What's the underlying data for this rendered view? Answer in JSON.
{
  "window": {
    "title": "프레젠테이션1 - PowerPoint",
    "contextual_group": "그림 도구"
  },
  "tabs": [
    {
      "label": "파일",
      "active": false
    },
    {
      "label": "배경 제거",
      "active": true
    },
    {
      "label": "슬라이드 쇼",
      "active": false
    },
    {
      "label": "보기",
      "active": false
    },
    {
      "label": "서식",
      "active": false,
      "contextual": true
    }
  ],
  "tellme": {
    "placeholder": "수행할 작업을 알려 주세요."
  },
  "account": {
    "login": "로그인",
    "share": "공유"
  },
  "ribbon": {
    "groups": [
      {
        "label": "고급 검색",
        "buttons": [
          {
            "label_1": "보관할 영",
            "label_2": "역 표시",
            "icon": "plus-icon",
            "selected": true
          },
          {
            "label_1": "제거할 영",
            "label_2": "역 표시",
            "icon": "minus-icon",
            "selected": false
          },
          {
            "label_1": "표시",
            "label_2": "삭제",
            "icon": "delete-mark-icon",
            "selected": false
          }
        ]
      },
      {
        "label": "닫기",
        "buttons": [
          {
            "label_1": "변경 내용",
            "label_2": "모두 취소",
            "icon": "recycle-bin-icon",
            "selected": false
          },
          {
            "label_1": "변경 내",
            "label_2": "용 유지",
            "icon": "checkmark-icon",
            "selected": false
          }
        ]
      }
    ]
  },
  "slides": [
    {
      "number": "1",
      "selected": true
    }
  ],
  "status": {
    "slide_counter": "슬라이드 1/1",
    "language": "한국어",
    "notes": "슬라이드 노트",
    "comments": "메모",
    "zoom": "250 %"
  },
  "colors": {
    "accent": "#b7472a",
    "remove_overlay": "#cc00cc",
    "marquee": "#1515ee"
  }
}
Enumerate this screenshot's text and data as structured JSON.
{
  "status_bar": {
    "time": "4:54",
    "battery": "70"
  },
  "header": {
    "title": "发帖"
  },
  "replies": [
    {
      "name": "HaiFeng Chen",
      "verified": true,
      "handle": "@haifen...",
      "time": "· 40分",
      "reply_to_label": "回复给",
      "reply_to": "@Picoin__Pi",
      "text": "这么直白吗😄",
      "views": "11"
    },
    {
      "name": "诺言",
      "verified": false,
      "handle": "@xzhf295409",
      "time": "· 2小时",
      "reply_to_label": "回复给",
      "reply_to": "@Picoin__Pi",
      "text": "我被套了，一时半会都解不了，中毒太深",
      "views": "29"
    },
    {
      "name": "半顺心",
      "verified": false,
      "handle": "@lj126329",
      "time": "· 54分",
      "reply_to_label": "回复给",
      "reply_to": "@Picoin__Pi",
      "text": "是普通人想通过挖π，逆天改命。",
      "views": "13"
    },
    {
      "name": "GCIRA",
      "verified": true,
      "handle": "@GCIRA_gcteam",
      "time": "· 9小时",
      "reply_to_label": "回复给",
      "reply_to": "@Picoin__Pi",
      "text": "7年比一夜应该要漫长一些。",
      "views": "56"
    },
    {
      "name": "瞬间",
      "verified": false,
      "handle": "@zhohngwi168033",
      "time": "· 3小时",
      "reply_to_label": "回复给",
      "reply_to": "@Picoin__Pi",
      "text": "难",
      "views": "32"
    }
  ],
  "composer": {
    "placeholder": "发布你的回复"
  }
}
++++++++++
= EXERCISE =
Write out the listing once more, matching it exactly.

= RESULT FOR THIS EXERCISE =
What's the underlying data for this rendered view? Answer in JSON.
{
  "window": {
    "title": "프레젠테이션1 - PowerPoint",
    "contextual_group": "그림 도구"
  },
  "tabs": [
    {
      "label": "파일",
      "active": false
    },
    {
      "label": "배경 제거",
      "active": true
    },
    {
      "label": "슬라이드 쇼",
      "active": false
    },
    {
      "label": "보기",
      "active": false
    },
    {
      "label": "서식",
      "active": false,
      "contextual": true
    }
  ],
  "tellme": {
    "placeholder": "수행할 작업을 알려 주세요."
  },
  "account": {
    "login": "로그인",
    "share": "공유"
  },
  "ribbon": {
    "groups": [
      {
        "label": "고급 검색",
        "buttons": [
          {
            "label_1": "보관할 영",
            "label_2": "역 표시",
            "icon": "plus-icon",
            "selected": true
          },
          {
            "label_1": "제거할 영",
            "label_2": "역 표시",
            "icon": "minus-icon",
            "selected": false
          },
          {
            "label_1": "표시",
            "label_2": "삭제",
            "icon": "delete-mark-icon",
            "selected": false
          }
        ]
      },
      {
        "label": "닫기",
        "buttons": [
          {
            "label_1": "변경 내용",
            "label_2": "모두 취소",
            "icon": "recycle-bin-icon",
            "selected": false
          },
          {
            "label_1": "변경 내",
            "label_2": "용 유지",
            "icon": "checkmark-icon",
            "selected": false
          }
        ]
      }
    ]
  },
  "slides": [
    {
      "number": "1",
      "selected": true
    }
  ],
  "status": {
    "slide_counter": "슬라이드 1/1",
    "language": "한국어",
    "notes": "슬라이드 노트",
    "comments": "메모",
    "zoom": "250 %"
  },
  "colors": {
    "accent": "#b7472a",
    "remove_overlay": "#cc00cc",
    "marquee": "#1515ee"
  }
}
Enumerate this screenshot's text and data as structured JSON.
{
  "status_bar": {
    "time": "4:54",
    "battery": "70"
  },
  "header": {
    "title": "发帖"
  },
  "replies": [
    {
      "name": "HaiFeng Chen",
      "verified": true,
      "handle": "@haifen...",
      "time": "· 40分",
      "reply_to_label": "回复给",
      "reply_to": "@Picoin__Pi",
      "text": "这么直白吗😄",
      "views": "11"
    },
    {
      "name": "诺言",
      "verified": false,
      "handle": "@xzhf295409",
      "time": "· 2小时",
      "reply_to_label": "回复给",
      "reply_to": "@Picoin__Pi",
      "text": "我被套了，一时半会都解不了，中毒太深",
      "views": "29"
    },
    {
      "name": "半顺心",
      "verified": false,
      "handle": "@lj126329",
      "time": "· 54分",
      "reply_to_label": "回复给",
      "reply_to": "@Picoin__Pi",
      "text": "是普通人想通过挖π，逆天改命。",
      "views": "13"
    },
    {
      "name": "GCIRA",
      "verified": true,
      "handle": "@GCIRA_gcteam",
      "time": "· 9小时",
      "reply_to_label": "回复给",
      "reply_to": "@Picoin__Pi",
      "text": "7年比一夜应该要漫长一些。",
      "views": "56"
    },
    {
      "name": "瞬间",
      "verified": false,
      "handle": "@zhohngwi168033",
      "time": "· 3小时",
      "reply_to_label": "回复给",
      "reply_to": "@Picoin__Pi",
      "text": "难",
      "views": "32"
    }
  ],
  "composer": {
    "placeholder": "发布你的回复"
  }
}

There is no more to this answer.